* [WHAT YOU NEED TO DO]
Write out each line in which the string "detail" is present.

::::

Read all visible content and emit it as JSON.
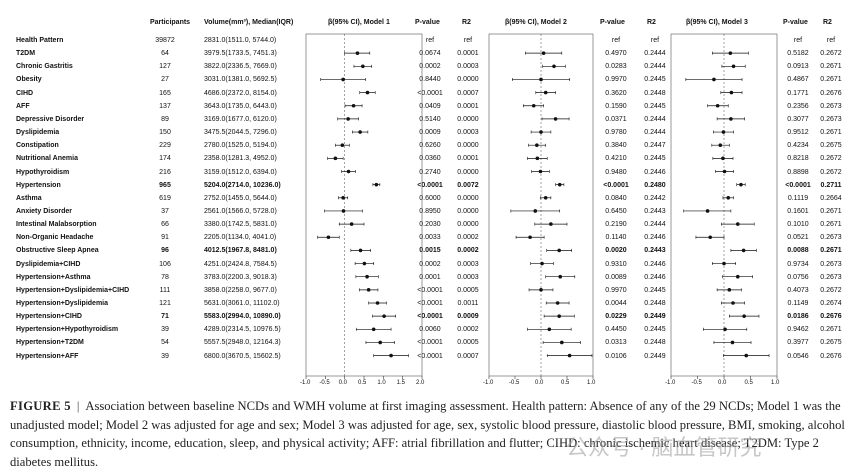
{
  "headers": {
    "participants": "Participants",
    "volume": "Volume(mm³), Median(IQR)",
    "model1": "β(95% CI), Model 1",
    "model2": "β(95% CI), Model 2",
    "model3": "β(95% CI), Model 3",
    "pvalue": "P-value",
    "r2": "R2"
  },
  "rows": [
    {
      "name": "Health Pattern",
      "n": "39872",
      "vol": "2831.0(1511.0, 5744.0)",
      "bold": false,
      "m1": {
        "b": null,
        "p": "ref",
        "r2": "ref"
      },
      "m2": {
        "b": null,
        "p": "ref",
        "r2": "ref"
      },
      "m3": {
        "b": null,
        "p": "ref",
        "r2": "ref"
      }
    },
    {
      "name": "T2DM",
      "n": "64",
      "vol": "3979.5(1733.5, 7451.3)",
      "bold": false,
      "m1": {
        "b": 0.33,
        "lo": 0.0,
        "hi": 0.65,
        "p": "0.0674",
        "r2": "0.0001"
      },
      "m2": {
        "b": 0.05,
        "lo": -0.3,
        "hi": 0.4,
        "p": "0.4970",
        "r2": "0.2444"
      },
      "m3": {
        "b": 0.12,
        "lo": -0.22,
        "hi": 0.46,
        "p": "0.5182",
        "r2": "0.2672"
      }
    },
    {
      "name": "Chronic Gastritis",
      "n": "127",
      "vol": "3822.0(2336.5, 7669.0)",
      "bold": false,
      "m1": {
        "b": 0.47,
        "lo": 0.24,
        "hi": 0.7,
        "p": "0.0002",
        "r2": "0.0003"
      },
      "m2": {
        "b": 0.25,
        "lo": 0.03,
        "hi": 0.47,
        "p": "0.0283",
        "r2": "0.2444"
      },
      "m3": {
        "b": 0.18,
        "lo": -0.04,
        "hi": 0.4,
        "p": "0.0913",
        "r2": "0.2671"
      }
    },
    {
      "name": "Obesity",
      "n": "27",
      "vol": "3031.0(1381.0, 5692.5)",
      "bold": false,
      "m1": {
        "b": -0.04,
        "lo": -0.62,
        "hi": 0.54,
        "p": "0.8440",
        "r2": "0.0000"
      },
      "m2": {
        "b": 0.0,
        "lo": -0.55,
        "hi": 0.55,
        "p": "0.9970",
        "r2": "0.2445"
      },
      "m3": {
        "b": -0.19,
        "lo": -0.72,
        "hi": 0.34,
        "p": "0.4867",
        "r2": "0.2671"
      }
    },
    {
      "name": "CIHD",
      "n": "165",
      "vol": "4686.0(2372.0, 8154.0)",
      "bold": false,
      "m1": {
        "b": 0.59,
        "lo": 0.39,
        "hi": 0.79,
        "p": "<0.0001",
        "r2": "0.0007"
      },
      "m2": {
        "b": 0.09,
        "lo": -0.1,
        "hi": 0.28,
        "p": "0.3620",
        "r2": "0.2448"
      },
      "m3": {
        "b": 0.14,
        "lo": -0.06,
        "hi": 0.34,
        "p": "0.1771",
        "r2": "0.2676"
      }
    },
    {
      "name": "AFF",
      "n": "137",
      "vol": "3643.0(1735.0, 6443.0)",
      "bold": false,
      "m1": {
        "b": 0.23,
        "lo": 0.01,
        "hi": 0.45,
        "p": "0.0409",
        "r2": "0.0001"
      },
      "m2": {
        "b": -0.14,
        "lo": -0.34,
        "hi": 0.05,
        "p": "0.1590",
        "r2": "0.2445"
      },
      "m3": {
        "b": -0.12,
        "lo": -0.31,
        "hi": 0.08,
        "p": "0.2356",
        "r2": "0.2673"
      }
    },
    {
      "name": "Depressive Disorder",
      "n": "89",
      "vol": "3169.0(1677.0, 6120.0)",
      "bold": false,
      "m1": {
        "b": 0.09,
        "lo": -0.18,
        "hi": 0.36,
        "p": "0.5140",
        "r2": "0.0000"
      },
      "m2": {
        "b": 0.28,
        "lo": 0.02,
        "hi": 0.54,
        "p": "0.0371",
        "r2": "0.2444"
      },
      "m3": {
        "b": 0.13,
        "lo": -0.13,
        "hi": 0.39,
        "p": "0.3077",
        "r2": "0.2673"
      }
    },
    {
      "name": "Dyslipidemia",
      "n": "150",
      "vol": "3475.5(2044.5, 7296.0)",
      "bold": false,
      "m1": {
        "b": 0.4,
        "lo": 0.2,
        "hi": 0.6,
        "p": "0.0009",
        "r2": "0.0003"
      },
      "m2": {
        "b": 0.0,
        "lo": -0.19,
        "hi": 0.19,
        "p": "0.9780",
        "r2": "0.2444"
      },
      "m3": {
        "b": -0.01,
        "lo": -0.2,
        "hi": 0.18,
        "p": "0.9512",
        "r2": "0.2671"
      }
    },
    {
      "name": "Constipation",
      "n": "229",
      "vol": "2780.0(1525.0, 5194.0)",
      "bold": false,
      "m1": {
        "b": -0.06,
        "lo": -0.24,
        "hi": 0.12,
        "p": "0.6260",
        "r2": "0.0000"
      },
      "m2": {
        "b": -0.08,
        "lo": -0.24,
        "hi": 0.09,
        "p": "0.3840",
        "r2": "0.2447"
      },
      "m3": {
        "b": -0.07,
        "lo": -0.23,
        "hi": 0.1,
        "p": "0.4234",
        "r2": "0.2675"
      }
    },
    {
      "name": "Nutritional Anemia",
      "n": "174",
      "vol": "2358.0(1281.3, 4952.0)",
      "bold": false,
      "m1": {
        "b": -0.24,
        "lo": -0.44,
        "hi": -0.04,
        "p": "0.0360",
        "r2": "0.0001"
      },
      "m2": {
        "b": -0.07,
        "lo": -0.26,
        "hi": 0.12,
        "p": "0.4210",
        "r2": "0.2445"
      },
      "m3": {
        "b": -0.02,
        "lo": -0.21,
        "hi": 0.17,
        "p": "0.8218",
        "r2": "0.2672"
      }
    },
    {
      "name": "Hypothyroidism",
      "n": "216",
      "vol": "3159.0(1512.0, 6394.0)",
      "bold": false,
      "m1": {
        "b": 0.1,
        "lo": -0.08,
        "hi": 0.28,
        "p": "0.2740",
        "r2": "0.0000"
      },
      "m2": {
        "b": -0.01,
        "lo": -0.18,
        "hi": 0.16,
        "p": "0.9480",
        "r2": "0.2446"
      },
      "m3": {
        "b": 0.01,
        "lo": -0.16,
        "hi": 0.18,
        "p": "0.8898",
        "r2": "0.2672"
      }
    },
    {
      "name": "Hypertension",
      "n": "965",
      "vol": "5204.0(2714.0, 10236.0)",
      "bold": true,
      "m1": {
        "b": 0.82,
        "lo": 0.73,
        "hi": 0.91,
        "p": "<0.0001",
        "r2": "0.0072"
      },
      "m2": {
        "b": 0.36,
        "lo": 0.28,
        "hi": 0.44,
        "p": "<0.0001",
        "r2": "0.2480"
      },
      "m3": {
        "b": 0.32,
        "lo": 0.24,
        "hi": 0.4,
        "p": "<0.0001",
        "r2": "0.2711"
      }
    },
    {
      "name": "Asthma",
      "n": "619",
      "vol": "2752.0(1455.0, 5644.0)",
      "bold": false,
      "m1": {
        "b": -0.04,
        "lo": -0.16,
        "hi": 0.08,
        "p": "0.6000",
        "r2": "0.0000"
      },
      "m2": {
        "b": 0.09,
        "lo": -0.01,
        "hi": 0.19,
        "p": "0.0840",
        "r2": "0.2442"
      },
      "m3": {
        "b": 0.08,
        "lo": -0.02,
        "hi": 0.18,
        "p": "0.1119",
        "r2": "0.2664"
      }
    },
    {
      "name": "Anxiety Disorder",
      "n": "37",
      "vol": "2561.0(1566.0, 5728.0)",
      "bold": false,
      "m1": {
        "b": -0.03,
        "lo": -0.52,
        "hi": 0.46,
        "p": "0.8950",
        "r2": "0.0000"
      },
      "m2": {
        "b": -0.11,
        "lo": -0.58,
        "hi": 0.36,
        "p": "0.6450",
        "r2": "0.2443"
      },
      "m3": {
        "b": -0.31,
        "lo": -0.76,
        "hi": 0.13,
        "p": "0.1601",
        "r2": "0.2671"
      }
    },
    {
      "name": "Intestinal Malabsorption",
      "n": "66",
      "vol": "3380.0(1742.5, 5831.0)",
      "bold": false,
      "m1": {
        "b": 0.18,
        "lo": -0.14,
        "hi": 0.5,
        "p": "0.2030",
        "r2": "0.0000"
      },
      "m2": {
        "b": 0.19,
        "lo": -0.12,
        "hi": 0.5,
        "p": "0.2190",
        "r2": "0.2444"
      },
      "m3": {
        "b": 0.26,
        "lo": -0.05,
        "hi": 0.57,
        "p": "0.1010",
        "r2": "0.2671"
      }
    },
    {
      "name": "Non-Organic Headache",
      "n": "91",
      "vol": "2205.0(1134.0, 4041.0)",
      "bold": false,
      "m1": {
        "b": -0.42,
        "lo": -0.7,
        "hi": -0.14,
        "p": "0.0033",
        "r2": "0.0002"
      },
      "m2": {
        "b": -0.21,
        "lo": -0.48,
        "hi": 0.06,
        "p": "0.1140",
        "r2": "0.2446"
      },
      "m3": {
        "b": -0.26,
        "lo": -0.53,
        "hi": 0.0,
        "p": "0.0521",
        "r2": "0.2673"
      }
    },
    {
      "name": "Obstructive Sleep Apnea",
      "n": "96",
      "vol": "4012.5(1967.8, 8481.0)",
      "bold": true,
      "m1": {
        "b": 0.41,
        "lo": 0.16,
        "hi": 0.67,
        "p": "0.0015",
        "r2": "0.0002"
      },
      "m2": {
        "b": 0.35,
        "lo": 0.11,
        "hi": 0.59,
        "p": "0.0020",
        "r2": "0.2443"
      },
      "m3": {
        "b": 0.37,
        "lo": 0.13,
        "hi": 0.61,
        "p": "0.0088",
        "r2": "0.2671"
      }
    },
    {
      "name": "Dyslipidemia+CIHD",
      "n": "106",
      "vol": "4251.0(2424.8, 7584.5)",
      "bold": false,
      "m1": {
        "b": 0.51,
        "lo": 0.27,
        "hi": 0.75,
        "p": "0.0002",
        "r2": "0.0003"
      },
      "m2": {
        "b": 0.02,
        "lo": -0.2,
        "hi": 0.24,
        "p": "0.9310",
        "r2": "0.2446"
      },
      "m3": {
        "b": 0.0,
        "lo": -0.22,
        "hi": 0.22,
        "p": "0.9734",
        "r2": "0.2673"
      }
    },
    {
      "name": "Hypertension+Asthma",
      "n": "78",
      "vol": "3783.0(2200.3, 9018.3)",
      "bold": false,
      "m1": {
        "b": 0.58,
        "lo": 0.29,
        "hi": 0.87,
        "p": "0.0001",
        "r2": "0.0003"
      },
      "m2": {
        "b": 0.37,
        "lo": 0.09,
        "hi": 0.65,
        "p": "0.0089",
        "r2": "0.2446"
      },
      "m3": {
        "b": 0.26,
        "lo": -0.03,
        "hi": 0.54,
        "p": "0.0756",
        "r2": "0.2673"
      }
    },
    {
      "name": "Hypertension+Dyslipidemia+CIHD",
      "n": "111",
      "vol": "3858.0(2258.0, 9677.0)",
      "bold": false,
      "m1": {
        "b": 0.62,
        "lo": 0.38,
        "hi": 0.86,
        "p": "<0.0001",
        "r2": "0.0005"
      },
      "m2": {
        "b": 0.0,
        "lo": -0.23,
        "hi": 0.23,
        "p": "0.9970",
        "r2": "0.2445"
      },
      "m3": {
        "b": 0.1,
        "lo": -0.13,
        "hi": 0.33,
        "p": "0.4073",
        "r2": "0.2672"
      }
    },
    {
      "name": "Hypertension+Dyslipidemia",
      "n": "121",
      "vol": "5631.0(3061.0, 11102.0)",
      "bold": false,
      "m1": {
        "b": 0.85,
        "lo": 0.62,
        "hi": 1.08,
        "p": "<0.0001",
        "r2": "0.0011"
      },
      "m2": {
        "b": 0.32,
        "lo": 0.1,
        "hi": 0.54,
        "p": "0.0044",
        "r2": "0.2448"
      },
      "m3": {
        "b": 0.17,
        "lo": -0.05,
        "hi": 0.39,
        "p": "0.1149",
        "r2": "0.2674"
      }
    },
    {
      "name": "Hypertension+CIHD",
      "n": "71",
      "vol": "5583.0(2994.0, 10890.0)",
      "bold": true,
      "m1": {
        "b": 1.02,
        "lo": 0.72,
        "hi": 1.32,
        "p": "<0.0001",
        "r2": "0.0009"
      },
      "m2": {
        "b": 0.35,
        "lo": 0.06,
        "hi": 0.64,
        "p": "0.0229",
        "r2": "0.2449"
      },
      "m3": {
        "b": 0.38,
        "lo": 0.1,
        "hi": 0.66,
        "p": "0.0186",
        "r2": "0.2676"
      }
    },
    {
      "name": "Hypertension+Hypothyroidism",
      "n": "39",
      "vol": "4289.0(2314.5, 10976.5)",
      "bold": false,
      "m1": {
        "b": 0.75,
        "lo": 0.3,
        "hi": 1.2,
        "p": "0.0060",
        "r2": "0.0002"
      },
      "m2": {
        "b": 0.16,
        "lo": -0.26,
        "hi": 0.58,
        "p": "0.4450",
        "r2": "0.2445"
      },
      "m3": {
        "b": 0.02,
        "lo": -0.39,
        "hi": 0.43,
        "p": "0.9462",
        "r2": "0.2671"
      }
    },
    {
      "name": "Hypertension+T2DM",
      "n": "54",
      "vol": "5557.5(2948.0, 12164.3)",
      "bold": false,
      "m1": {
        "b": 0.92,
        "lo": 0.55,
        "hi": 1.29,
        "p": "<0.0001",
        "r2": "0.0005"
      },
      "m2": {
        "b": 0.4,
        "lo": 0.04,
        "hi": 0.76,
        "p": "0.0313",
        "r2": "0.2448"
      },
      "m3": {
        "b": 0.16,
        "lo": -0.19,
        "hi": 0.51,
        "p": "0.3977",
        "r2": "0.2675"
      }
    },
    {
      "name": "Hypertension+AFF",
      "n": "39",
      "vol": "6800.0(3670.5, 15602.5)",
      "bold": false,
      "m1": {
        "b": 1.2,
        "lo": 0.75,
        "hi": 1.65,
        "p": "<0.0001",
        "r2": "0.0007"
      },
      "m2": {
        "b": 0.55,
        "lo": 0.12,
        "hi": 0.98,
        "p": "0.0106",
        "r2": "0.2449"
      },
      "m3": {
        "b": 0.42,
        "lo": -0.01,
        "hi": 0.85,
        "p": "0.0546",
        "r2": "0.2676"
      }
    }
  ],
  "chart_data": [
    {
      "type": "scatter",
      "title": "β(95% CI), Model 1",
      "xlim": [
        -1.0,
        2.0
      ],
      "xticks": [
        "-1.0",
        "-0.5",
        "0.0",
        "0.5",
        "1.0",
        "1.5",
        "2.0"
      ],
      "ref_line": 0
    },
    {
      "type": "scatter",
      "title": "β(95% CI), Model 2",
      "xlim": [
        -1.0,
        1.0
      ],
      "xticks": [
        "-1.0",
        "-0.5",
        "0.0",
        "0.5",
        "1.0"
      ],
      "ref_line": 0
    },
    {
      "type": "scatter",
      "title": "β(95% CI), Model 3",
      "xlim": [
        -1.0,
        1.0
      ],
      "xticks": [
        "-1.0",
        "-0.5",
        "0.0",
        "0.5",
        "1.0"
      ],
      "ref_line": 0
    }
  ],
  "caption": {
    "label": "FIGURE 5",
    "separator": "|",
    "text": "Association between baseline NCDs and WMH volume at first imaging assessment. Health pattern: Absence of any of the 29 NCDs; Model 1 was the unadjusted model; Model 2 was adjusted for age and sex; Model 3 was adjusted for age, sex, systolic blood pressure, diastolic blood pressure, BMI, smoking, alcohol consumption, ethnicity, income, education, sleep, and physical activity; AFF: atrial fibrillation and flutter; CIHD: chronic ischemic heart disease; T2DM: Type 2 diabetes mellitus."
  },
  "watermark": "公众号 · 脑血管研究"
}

::::

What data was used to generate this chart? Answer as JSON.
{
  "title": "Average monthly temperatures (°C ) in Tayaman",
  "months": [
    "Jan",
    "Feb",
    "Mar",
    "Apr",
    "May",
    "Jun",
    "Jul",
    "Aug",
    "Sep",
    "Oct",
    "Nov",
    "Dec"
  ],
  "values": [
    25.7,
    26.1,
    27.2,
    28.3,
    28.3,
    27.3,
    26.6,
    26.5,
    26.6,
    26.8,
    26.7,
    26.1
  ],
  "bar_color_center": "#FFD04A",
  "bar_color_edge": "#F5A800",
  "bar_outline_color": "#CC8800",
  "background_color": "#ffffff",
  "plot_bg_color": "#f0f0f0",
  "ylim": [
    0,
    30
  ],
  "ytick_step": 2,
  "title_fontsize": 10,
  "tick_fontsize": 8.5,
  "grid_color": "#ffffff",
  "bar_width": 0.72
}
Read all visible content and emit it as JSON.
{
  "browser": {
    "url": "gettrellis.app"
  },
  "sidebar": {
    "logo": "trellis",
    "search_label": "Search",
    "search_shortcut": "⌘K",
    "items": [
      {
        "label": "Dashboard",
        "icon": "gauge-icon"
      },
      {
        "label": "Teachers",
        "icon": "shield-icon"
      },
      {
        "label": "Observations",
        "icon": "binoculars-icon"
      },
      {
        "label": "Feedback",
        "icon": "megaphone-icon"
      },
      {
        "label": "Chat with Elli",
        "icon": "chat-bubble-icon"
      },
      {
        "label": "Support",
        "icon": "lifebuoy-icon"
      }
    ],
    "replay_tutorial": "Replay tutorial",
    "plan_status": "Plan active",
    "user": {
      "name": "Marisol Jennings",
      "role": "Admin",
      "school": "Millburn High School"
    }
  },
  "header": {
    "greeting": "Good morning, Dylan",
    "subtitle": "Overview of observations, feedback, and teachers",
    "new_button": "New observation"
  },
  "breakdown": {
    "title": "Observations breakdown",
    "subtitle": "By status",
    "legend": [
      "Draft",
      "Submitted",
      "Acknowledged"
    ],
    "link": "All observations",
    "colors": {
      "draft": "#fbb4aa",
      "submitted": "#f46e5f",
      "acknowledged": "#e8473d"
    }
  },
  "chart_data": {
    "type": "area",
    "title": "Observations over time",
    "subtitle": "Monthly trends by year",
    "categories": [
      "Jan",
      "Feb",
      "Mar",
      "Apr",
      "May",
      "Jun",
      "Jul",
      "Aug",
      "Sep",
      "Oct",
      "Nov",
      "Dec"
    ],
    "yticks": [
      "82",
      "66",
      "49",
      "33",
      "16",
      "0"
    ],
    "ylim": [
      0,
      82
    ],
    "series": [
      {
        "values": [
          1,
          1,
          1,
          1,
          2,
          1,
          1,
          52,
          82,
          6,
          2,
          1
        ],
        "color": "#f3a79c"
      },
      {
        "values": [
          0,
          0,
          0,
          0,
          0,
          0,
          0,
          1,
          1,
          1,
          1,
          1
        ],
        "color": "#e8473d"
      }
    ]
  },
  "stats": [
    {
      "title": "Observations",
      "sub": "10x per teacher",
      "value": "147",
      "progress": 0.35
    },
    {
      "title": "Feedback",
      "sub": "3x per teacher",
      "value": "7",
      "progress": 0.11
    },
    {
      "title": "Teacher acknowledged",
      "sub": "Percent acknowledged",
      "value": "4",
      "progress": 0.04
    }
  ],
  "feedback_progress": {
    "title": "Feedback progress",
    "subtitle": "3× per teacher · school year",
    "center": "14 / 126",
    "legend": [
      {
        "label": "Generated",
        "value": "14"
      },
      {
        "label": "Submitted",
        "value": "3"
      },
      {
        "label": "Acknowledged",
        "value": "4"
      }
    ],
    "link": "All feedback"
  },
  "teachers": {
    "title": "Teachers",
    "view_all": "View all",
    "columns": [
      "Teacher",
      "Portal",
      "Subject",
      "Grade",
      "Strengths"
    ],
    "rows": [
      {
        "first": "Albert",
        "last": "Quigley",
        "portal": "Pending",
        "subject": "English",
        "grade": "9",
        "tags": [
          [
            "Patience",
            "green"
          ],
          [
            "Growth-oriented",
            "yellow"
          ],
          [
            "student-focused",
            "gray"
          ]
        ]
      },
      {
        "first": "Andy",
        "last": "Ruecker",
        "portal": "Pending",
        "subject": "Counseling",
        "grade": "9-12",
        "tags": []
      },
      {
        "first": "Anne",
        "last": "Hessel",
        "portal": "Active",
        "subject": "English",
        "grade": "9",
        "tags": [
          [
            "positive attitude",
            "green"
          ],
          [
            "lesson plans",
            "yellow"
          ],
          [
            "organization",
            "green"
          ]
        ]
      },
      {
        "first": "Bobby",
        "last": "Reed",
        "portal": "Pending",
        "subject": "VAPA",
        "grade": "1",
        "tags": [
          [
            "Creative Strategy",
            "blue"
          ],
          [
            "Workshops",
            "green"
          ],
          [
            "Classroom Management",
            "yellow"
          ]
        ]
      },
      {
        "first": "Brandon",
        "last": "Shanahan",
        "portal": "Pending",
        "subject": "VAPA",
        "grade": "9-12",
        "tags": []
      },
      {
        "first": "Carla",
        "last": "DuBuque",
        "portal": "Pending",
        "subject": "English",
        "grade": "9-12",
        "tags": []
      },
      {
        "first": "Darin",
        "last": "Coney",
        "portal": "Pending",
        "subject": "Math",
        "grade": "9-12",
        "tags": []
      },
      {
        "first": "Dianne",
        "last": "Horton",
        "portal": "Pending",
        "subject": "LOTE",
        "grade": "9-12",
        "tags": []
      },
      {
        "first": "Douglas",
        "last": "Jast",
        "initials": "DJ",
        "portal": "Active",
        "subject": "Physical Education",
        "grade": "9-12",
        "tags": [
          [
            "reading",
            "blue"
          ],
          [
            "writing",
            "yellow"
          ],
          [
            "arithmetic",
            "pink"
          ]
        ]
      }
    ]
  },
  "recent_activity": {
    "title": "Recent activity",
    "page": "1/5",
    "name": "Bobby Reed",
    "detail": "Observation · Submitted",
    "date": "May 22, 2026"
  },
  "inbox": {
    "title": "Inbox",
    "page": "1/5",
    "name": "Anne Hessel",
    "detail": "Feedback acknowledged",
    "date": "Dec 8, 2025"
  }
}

::::

* [WRITTEN SOLUTION]
    "detail": "Observation · Submitted",
    "detail": "Feedback acknowledged",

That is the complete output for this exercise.